[start GIVEN DATA]
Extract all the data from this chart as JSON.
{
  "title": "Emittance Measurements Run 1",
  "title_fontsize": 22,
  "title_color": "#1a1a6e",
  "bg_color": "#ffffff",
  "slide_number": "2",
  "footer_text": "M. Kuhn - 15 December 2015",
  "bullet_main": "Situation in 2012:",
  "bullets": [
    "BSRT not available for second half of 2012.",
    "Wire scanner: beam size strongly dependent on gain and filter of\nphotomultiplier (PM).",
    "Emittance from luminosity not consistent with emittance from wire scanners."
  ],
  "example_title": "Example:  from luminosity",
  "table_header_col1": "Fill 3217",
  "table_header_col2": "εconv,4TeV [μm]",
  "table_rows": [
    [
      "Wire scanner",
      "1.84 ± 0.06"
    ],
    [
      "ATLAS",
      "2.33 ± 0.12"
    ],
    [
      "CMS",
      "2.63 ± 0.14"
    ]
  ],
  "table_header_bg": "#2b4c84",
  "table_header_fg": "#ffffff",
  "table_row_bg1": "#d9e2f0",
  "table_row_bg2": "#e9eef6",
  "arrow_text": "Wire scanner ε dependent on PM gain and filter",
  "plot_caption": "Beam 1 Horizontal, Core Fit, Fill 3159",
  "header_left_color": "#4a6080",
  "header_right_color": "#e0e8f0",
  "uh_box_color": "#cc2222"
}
[end GIVEN DATA]
[start GIVEN DATA]
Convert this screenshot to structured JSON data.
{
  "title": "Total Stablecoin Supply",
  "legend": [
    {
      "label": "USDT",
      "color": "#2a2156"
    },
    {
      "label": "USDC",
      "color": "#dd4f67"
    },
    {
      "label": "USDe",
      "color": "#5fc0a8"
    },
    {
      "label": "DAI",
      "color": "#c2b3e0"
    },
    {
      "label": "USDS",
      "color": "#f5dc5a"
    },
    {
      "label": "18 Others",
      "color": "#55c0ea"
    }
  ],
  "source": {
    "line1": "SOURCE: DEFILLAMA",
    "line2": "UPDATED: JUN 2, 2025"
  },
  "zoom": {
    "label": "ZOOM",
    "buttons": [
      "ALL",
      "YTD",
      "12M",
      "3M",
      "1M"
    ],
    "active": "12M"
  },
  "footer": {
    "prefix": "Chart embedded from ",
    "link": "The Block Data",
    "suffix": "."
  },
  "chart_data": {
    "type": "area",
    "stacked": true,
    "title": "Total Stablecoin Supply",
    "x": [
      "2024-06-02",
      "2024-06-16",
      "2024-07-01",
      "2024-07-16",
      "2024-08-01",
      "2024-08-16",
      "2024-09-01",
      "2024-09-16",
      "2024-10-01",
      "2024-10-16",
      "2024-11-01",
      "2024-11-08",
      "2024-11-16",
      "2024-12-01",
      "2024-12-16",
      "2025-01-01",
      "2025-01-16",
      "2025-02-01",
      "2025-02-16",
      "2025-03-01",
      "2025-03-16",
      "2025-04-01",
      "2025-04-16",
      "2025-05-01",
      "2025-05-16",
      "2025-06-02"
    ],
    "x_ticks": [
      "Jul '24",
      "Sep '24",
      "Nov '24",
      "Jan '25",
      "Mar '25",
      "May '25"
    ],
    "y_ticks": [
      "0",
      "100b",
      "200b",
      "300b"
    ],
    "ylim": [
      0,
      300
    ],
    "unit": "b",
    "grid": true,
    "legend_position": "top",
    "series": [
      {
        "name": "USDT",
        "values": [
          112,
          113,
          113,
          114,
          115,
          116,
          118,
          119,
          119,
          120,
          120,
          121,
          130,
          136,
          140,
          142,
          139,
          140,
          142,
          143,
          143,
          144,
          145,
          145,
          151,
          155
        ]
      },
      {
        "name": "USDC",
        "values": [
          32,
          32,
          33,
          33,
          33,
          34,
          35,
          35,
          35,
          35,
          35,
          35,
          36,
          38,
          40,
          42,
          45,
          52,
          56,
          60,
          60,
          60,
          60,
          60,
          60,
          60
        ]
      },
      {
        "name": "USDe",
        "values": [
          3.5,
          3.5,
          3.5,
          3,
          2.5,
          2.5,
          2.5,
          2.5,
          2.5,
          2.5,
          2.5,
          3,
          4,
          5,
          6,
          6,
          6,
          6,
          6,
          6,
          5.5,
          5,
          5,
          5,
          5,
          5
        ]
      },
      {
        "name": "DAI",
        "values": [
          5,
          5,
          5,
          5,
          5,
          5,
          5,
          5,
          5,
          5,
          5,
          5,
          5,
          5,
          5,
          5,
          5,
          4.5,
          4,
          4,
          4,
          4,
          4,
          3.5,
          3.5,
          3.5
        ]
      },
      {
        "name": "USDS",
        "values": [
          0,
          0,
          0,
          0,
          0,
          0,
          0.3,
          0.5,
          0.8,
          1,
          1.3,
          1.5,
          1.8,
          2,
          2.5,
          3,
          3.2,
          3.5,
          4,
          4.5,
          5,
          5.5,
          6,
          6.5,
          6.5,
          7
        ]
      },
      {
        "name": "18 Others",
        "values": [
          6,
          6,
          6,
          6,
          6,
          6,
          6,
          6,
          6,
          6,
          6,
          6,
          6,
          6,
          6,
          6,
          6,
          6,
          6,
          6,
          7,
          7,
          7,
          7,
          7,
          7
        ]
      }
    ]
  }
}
[end GIVEN DATA]
[start GIVEN DATA]
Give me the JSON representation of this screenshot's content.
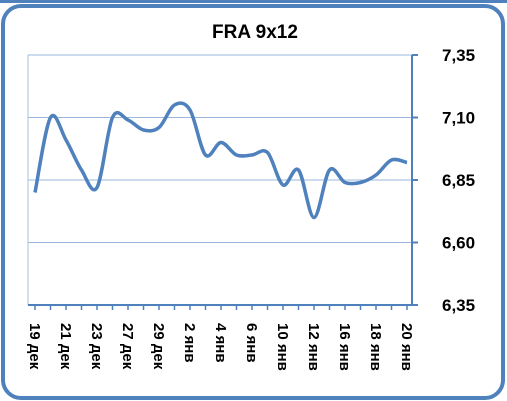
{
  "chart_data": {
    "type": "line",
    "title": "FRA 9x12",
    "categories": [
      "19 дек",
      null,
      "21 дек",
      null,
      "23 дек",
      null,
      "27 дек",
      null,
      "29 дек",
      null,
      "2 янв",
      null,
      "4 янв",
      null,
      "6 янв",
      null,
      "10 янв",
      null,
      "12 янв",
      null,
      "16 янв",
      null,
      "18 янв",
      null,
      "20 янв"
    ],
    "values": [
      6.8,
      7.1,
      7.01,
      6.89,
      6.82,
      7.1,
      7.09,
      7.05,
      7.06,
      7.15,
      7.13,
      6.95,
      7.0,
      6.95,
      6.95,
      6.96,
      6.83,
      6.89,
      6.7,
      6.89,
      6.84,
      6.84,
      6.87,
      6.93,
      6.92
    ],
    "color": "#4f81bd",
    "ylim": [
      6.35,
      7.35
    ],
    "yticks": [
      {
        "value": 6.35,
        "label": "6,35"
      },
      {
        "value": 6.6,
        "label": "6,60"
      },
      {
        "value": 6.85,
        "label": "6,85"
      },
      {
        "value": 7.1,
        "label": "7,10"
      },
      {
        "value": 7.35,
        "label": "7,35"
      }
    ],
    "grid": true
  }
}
[end GIVEN DATA]
=== GIVEN TASK ===
Pull every line containing the word "Stablecoin" out of the material.

=== EXERCISE ANSWER ===
  "title": "Total Stablecoin Supply",
    "title": "Total Stablecoin Supply",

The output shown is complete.